Stored data:
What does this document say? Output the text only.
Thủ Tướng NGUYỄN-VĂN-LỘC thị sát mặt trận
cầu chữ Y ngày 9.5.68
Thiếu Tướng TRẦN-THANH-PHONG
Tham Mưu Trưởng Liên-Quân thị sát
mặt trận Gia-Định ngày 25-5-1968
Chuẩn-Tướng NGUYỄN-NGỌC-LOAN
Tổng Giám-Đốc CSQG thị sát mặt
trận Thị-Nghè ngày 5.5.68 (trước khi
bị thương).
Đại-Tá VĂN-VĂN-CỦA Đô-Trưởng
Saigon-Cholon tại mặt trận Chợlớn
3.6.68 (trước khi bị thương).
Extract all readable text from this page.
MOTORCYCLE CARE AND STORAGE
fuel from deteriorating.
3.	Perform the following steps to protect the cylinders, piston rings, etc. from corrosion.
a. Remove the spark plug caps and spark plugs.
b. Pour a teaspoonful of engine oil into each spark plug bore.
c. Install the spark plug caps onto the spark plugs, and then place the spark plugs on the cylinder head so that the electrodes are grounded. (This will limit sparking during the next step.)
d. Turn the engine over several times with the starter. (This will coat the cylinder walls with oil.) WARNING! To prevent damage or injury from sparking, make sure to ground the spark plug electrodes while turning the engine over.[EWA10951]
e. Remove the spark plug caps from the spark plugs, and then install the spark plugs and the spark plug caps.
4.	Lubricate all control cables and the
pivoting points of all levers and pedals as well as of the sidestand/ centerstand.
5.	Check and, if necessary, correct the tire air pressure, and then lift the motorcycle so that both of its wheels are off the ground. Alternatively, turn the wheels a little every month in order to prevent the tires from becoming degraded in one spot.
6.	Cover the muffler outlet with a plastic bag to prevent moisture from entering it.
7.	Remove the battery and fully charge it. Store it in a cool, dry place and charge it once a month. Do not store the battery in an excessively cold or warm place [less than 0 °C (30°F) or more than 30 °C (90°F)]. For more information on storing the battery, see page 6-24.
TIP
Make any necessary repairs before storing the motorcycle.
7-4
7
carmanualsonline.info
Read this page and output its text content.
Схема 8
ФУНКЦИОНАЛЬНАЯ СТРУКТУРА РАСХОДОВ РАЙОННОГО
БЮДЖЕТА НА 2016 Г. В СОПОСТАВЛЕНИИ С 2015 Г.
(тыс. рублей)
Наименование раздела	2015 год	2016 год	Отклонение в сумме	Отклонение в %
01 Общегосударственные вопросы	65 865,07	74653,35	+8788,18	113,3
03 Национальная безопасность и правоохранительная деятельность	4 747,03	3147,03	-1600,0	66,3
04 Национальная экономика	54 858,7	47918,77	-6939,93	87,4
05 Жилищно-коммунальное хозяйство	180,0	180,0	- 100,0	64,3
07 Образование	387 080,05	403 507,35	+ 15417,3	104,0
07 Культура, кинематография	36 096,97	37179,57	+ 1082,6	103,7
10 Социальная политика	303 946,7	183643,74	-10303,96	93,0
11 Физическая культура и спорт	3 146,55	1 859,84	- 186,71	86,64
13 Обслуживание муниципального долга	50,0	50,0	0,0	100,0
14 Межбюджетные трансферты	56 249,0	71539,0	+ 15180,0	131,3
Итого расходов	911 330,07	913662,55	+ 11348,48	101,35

Problem requirements:
Select every line of the records holding the string "that".

Problem solution:
c. Install the spark plug caps onto the spark plugs, and then place the spark plugs on the cylinder head so that the electrodes are grounded. (This will limit sparking during the next step.)
5.	Check and, if necessary, correct the tire air pressure, and then lift the motorcycle so that both of its wheels are off the ground. Alternatively, turn the wheels a little every month in order to prevent the tires from becoming degraded in one spot.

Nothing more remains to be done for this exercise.